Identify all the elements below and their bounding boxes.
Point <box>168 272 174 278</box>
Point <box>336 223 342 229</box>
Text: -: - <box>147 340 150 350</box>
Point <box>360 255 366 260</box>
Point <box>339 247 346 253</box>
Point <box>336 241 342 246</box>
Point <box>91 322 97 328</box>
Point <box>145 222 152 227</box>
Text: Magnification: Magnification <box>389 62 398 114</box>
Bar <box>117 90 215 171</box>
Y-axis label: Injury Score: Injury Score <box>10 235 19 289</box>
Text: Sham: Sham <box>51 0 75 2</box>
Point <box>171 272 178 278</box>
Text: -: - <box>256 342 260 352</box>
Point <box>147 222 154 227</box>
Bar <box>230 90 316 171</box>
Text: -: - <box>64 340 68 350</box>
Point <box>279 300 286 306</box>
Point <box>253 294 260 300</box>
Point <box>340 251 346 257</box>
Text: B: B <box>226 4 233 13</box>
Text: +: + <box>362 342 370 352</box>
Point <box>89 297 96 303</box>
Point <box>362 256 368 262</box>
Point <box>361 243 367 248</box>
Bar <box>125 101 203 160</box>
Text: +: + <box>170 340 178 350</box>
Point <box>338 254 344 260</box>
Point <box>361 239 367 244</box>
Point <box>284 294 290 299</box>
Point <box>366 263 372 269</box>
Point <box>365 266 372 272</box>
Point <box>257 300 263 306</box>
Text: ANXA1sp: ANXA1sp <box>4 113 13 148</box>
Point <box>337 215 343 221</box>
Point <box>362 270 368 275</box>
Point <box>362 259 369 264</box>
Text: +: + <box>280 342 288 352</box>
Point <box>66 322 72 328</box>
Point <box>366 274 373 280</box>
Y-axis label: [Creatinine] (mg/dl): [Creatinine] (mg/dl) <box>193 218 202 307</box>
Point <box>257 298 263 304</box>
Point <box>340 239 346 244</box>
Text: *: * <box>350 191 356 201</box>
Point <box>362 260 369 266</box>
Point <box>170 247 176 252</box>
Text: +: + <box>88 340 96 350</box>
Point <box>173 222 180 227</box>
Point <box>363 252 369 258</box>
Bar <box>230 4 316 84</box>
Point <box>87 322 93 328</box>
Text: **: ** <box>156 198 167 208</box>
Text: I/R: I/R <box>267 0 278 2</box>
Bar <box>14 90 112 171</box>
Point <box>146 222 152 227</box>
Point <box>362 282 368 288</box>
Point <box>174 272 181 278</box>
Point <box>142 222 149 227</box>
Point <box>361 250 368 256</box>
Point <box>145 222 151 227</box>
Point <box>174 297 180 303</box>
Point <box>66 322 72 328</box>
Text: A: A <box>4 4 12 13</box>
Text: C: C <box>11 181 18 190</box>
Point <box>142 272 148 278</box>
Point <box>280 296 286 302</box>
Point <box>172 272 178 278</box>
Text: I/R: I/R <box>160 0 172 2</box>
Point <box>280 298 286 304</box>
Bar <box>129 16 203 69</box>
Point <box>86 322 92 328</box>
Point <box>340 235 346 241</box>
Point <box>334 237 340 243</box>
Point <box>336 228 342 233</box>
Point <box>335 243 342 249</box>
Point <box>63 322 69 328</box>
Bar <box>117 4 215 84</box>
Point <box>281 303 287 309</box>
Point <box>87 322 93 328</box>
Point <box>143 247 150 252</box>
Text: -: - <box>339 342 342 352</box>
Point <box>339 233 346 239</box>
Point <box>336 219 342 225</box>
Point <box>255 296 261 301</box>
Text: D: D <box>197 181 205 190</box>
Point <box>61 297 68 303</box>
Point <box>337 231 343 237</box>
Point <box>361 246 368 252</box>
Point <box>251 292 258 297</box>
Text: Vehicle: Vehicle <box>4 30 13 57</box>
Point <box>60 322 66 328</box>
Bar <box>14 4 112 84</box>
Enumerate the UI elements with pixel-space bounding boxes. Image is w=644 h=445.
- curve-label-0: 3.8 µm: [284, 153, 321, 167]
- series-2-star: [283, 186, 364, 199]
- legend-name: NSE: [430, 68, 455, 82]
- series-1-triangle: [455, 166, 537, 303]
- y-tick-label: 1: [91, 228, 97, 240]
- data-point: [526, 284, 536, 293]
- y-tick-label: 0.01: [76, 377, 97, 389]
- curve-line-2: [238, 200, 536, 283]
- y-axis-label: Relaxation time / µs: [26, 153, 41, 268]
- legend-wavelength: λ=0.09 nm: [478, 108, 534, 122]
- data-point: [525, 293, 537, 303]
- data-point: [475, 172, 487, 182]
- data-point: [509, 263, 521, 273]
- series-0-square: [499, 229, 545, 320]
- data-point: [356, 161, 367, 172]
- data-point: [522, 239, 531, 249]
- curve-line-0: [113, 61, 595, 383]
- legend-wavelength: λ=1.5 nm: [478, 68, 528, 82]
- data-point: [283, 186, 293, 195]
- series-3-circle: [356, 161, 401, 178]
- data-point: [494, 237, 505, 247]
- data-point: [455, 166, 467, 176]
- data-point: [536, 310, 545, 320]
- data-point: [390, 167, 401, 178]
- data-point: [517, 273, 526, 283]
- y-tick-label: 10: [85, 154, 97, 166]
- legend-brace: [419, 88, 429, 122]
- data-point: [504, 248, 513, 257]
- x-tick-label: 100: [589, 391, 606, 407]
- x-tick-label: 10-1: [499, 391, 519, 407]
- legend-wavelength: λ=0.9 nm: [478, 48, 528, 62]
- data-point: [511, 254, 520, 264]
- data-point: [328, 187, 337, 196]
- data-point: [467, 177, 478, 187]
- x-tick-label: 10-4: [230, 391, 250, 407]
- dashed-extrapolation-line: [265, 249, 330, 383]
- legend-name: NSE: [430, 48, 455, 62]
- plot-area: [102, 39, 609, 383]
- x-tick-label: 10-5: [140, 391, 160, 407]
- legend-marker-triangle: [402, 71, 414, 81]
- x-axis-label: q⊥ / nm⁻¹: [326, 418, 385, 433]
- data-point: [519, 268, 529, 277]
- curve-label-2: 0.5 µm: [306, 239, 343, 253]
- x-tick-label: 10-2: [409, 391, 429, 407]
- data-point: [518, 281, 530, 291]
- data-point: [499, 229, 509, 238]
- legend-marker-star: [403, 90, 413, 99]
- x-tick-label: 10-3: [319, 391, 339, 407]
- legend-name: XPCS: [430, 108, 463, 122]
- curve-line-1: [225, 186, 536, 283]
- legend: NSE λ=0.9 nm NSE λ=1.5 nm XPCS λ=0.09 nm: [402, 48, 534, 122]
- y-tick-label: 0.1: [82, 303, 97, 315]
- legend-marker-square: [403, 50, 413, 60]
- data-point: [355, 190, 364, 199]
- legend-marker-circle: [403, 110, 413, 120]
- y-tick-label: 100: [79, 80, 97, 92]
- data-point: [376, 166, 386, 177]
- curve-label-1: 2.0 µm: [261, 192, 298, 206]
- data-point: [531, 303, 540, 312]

==

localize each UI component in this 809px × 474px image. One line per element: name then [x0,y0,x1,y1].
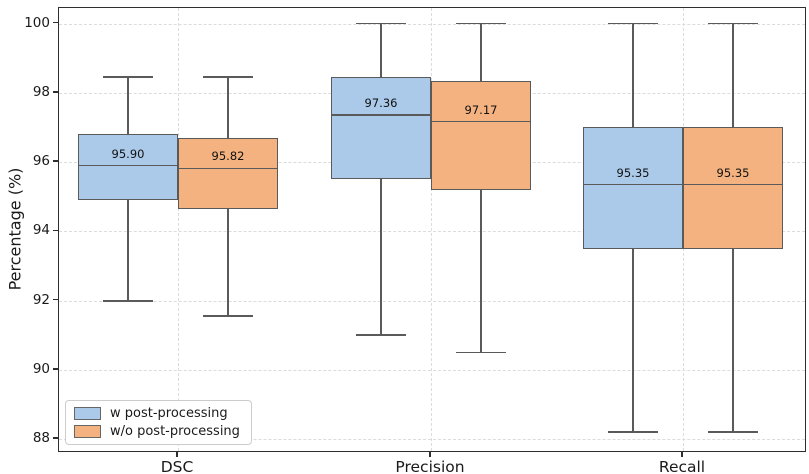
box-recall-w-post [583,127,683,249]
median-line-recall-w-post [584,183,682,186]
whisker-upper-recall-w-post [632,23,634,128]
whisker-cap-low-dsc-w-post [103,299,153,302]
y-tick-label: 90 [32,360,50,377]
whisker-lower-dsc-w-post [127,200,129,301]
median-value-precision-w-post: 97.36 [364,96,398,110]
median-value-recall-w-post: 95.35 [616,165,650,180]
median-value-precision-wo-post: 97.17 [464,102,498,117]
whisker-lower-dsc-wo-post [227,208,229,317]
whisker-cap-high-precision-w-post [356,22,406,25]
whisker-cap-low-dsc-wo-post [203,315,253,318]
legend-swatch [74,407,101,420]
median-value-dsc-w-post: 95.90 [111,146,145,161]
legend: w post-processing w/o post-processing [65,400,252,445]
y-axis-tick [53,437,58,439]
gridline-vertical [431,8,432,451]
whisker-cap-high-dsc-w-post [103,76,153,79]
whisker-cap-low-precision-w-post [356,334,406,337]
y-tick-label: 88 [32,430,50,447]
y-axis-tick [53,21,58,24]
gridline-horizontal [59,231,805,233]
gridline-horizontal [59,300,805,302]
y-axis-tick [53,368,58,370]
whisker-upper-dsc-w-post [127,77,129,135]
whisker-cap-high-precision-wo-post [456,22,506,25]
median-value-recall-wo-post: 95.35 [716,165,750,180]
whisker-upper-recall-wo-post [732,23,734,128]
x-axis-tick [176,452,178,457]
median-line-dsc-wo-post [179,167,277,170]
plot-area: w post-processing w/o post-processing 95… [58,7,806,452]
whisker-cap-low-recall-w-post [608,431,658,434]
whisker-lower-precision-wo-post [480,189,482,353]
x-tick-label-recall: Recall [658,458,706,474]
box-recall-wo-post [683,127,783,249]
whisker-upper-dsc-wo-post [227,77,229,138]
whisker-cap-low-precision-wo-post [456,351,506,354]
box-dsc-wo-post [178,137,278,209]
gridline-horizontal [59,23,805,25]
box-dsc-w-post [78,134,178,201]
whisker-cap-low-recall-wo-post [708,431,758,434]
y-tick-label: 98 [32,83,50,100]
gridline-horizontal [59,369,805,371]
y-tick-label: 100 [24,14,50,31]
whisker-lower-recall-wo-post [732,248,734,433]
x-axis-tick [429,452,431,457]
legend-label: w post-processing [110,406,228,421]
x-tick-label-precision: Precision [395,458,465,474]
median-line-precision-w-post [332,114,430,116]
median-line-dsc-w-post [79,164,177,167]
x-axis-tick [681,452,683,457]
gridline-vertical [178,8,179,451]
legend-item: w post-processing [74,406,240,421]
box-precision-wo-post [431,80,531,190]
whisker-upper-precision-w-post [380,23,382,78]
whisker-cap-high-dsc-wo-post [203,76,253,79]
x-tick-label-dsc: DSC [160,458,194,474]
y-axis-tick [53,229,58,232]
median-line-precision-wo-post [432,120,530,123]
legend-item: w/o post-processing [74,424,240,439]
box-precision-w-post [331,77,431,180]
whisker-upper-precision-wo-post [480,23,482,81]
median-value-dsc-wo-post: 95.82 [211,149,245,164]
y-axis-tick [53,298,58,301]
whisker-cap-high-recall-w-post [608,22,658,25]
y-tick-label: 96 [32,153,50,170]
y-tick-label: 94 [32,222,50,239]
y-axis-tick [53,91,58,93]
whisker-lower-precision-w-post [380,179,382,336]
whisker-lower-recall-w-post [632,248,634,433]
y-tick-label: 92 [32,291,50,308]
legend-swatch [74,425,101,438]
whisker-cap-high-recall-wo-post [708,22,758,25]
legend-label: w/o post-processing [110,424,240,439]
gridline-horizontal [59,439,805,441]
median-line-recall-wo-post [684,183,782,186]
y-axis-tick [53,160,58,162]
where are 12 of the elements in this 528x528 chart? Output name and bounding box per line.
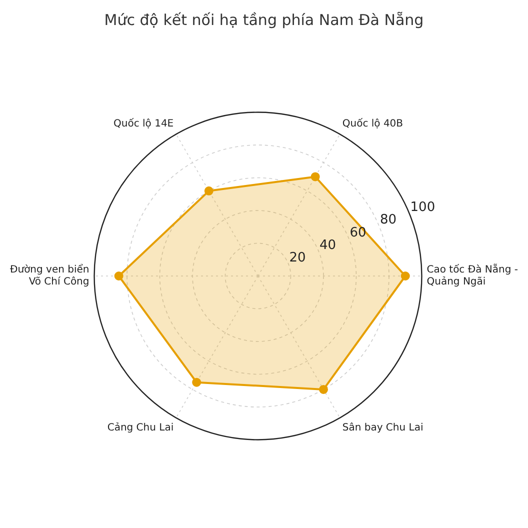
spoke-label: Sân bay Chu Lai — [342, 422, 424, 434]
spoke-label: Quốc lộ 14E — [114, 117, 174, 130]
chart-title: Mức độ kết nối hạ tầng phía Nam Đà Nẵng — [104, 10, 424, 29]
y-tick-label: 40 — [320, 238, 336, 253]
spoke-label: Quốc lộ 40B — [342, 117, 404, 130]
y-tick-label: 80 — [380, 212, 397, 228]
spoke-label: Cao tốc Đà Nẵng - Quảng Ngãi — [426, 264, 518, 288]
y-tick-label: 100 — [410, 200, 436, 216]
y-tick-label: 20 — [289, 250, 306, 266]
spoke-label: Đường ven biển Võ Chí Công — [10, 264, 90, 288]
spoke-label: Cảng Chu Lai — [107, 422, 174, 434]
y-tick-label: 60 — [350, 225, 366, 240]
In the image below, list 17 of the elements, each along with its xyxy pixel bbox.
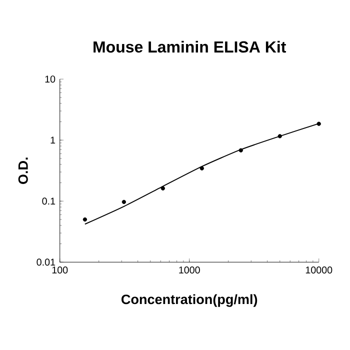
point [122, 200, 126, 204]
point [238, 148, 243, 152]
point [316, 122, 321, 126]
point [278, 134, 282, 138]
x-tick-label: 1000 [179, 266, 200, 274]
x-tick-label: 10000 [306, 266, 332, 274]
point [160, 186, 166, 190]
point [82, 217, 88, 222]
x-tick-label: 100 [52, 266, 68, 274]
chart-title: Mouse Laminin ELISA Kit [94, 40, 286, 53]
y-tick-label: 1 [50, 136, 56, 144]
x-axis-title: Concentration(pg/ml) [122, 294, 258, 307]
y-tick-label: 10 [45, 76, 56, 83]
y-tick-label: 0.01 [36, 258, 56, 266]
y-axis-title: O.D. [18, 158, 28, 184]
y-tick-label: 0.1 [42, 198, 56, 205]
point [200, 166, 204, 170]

==

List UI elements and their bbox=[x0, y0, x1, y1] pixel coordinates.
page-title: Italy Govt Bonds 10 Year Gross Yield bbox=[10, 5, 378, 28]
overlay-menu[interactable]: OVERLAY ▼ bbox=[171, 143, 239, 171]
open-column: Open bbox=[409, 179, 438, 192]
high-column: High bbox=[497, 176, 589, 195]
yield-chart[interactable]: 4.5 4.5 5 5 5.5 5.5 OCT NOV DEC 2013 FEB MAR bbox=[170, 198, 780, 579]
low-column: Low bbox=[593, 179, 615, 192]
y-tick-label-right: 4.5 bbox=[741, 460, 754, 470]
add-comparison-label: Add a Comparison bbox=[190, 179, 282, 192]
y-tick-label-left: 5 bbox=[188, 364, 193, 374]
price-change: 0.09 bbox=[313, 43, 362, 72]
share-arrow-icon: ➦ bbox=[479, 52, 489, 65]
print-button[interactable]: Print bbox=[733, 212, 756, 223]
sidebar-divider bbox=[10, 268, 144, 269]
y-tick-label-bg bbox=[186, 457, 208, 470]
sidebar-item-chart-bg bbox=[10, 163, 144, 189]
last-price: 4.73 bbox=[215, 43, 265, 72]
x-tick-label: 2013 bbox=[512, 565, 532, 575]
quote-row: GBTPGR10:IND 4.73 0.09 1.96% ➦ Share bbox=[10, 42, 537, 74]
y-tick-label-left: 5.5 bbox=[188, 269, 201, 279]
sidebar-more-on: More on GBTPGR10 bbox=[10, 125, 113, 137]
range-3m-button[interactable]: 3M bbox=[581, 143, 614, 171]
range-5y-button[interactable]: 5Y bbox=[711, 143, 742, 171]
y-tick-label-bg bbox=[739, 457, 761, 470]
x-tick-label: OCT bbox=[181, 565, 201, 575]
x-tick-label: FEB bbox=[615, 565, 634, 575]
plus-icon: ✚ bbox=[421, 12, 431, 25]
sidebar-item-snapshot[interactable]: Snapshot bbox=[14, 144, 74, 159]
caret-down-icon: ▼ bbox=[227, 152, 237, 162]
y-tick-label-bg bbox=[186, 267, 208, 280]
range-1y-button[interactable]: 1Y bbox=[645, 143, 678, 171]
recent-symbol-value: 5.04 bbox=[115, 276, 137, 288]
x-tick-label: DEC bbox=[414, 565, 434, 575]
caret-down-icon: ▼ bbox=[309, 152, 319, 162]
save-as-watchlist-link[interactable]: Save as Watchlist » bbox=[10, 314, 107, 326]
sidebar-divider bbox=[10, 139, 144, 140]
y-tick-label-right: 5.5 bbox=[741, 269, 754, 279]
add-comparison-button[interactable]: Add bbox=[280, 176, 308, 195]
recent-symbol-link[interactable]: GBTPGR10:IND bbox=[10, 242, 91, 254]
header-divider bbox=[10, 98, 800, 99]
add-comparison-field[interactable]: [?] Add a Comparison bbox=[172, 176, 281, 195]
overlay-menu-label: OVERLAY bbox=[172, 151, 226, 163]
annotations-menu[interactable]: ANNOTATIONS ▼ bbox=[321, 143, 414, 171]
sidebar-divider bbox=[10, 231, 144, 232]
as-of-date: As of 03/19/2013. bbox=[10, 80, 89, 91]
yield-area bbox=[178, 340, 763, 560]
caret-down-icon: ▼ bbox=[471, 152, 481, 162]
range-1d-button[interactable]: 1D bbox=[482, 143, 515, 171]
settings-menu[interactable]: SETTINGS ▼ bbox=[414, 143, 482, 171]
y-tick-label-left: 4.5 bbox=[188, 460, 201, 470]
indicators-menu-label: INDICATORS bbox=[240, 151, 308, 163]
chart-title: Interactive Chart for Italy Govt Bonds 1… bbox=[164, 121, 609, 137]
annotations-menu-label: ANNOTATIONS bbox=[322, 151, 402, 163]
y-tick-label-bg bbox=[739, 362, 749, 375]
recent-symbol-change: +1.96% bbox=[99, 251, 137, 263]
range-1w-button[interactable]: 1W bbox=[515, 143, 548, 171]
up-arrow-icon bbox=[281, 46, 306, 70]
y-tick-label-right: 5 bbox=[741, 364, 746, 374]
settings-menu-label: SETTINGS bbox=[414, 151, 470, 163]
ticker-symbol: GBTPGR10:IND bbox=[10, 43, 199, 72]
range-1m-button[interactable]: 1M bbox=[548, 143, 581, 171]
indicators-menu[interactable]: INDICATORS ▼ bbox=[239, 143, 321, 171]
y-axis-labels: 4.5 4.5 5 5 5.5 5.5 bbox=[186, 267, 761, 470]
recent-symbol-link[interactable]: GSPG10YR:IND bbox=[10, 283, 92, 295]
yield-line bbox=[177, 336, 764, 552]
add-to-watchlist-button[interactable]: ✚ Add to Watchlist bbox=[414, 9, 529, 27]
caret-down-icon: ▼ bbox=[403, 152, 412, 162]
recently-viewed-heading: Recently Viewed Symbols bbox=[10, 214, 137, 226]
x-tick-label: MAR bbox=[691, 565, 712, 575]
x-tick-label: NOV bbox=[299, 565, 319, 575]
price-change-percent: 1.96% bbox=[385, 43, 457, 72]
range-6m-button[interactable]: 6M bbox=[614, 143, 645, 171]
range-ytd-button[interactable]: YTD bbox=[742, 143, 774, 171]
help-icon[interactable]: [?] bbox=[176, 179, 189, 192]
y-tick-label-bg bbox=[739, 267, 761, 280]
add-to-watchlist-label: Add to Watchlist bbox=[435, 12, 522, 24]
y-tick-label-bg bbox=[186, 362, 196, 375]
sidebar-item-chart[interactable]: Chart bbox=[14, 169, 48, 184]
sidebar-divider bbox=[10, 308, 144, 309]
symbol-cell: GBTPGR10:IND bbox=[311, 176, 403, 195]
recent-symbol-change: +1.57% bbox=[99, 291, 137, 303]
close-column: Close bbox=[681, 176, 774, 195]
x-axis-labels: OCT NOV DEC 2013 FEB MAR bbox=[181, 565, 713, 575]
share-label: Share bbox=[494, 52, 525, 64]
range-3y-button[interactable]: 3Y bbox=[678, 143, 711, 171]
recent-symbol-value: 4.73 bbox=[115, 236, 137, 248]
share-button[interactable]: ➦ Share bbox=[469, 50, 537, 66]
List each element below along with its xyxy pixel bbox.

THE REQUEST >>
Set out everything in the material above, from the line containing "box-recall-w-post [583,127,683,249]" down to the line containing "median-value-precision-w-post: 97.36 [364,96,398,110]", both included, as a numbered list. Leave out any blank lines.

SOLUTION FOR THIS PROBLEM >>
1. box-recall-w-post [583,127,683,249]
2. median-line-recall-w-post [584,183,682,186]
3. whisker-upper-recall-w-post [632,23,634,128]
4. whisker-cap-low-dsc-w-post [103,299,153,302]
5. y-tick-label: 90 [32,360,50,377]
6. whisker-lower-dsc-w-post [127,200,129,301]
7. median-value-precision-w-post: 97.36 [364,96,398,110]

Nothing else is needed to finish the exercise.